-- SUPPLIED RECORDS start --
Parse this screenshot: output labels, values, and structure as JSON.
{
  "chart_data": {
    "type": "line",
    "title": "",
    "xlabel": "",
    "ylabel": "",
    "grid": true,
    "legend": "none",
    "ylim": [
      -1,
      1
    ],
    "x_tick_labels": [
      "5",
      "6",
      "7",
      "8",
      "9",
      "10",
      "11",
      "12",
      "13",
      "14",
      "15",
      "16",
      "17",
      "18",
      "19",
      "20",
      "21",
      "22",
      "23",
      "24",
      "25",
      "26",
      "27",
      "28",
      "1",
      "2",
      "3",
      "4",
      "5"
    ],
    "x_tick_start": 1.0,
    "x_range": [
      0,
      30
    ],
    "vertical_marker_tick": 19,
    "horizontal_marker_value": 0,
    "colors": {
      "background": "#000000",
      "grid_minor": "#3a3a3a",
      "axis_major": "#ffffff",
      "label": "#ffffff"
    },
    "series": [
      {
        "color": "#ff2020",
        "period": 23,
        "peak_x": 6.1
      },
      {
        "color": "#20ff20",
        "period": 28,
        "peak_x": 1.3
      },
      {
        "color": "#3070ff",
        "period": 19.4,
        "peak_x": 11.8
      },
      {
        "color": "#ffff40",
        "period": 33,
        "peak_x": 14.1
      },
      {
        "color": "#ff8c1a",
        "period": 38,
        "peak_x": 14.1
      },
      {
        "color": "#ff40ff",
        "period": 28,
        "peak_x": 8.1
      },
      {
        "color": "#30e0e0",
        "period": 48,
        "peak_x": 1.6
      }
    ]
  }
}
-- SUPPLIED RECORDS end --
#### [WHAT TO WORK ON]
Set out the complete listing exactly as shown.

#### [RESULT]
Parse this screenshot: output labels, values, and structure as JSON.
{
  "chart_data": {
    "type": "line",
    "title": "",
    "xlabel": "",
    "ylabel": "",
    "grid": true,
    "legend": "none",
    "ylim": [
      -1,
      1
    ],
    "x_tick_labels": [
      "5",
      "6",
      "7",
      "8",
      "9",
      "10",
      "11",
      "12",
      "13",
      "14",
      "15",
      "16",
      "17",
      "18",
      "19",
      "20",
      "21",
      "22",
      "23",
      "24",
      "25",
      "26",
      "27",
      "28",
      "1",
      "2",
      "3",
      "4",
      "5"
    ],
    "x_tick_start": 1.0,
    "x_range": [
      0,
      30
    ],
    "vertical_marker_tick": 19,
    "horizontal_marker_value": 0,
    "colors": {
      "background": "#000000",
      "grid_minor": "#3a3a3a",
      "axis_major": "#ffffff",
      "label": "#ffffff"
    },
    "series": [
      {
        "color": "#ff2020",
        "period": 23,
        "peak_x": 6.1
      },
      {
        "color": "#20ff20",
        "period": 28,
        "peak_x": 1.3
      },
      {
        "color": "#3070ff",
        "period": 19.4,
        "peak_x": 11.8
      },
      {
        "color": "#ffff40",
        "period": 33,
        "peak_x": 14.1
      },
      {
        "color": "#ff8c1a",
        "period": 38,
        "peak_x": 14.1
      },
      {
        "color": "#ff40ff",
        "period": 28,
        "peak_x": 8.1
      },
      {
        "color": "#30e0e0",
        "period": 48,
        "peak_x": 1.6
      }
    ]
  }
}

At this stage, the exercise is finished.